## Brief
Print the entries that appear below, exactly as written and without their pictures.

Figure data in JSON
--- --- ---
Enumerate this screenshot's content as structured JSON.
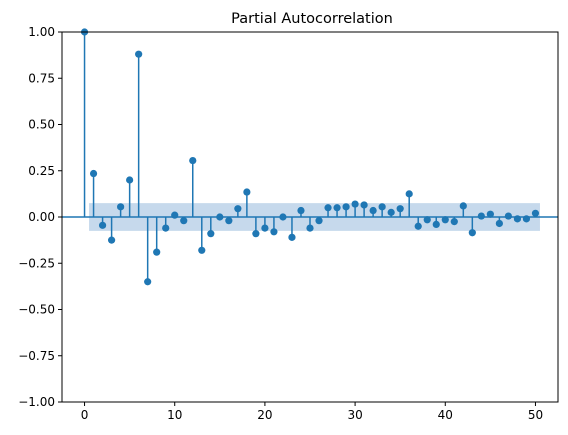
{
  "chart_data": {
    "type": "stem",
    "title": "Partial Autocorrelation",
    "xlabel": "",
    "ylabel": "",
    "xlim": [
      -2.5,
      52.5
    ],
    "ylim": [
      -1.0,
      1.0
    ],
    "x_ticks": [
      0,
      10,
      20,
      30,
      40,
      50
    ],
    "x_tick_labels": [
      "0",
      "10",
      "20",
      "30",
      "40",
      "50"
    ],
    "y_ticks": [
      -1.0,
      -0.75,
      -0.5,
      -0.25,
      0.0,
      0.25,
      0.5,
      0.75,
      1.0
    ],
    "y_tick_labels": [
      "−1.00",
      "−0.75",
      "−0.50",
      "−0.25",
      "0.00",
      "0.25",
      "0.50",
      "0.75",
      "1.00"
    ],
    "confidence_band": {
      "x_start": 0.5,
      "x_end": 50.5,
      "lower": -0.075,
      "upper": 0.075,
      "color": "#c6d9ec"
    },
    "series_color": "#1f77b4",
    "grid": false,
    "lags": [
      0,
      1,
      2,
      3,
      4,
      5,
      6,
      7,
      8,
      9,
      10,
      11,
      12,
      13,
      14,
      15,
      16,
      17,
      18,
      19,
      20,
      21,
      22,
      23,
      24,
      25,
      26,
      27,
      28,
      29,
      30,
      31,
      32,
      33,
      34,
      35,
      36,
      37,
      38,
      39,
      40,
      41,
      42,
      43,
      44,
      45,
      46,
      47,
      48,
      49,
      50
    ],
    "values": [
      1.0,
      0.235,
      -0.045,
      -0.125,
      0.055,
      0.2,
      0.88,
      -0.35,
      -0.19,
      -0.06,
      0.01,
      -0.02,
      0.305,
      -0.18,
      -0.09,
      0.0,
      -0.02,
      0.045,
      0.135,
      -0.09,
      -0.06,
      -0.08,
      0.0,
      -0.11,
      0.035,
      -0.06,
      -0.02,
      0.05,
      0.05,
      0.055,
      0.07,
      0.065,
      0.035,
      0.055,
      0.025,
      0.045,
      0.125,
      -0.05,
      -0.015,
      -0.04,
      -0.015,
      -0.025,
      0.06,
      -0.085,
      0.005,
      0.015,
      -0.035,
      0.005,
      -0.01,
      -0.01,
      0.02
    ]
  }
}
--- --- ---
## The completed task
Enumerate this screenshot's content as structured JSON.
{
  "chart_data": {
    "type": "stem",
    "title": "Partial Autocorrelation",
    "xlabel": "",
    "ylabel": "",
    "xlim": [
      -2.5,
      52.5
    ],
    "ylim": [
      -1.0,
      1.0
    ],
    "x_ticks": [
      0,
      10,
      20,
      30,
      40,
      50
    ],
    "x_tick_labels": [
      "0",
      "10",
      "20",
      "30",
      "40",
      "50"
    ],
    "y_ticks": [
      -1.0,
      -0.75,
      -0.5,
      -0.25,
      0.0,
      0.25,
      0.5,
      0.75,
      1.0
    ],
    "y_tick_labels": [
      "−1.00",
      "−0.75",
      "−0.50",
      "−0.25",
      "0.00",
      "0.25",
      "0.50",
      "0.75",
      "1.00"
    ],
    "confidence_band": {
      "x_start": 0.5,
      "x_end": 50.5,
      "lower": -0.075,
      "upper": 0.075,
      "color": "#c6d9ec"
    },
    "series_color": "#1f77b4",
    "grid": false,
    "lags": [
      0,
      1,
      2,
      3,
      4,
      5,
      6,
      7,
      8,
      9,
      10,
      11,
      12,
      13,
      14,
      15,
      16,
      17,
      18,
      19,
      20,
      21,
      22,
      23,
      24,
      25,
      26,
      27,
      28,
      29,
      30,
      31,
      32,
      33,
      34,
      35,
      36,
      37,
      38,
      39,
      40,
      41,
      42,
      43,
      44,
      45,
      46,
      47,
      48,
      49,
      50
    ],
    "values": [
      1.0,
      0.235,
      -0.045,
      -0.125,
      0.055,
      0.2,
      0.88,
      -0.35,
      -0.19,
      -0.06,
      0.01,
      -0.02,
      0.305,
      -0.18,
      -0.09,
      0.0,
      -0.02,
      0.045,
      0.135,
      -0.09,
      -0.06,
      -0.08,
      0.0,
      -0.11,
      0.035,
      -0.06,
      -0.02,
      0.05,
      0.05,
      0.055,
      0.07,
      0.065,
      0.035,
      0.055,
      0.025,
      0.045,
      0.125,
      -0.05,
      -0.015,
      -0.04,
      -0.015,
      -0.025,
      0.06,
      -0.085,
      0.005,
      0.015,
      -0.035,
      0.005,
      -0.01,
      -0.01,
      0.02
    ]
  }
}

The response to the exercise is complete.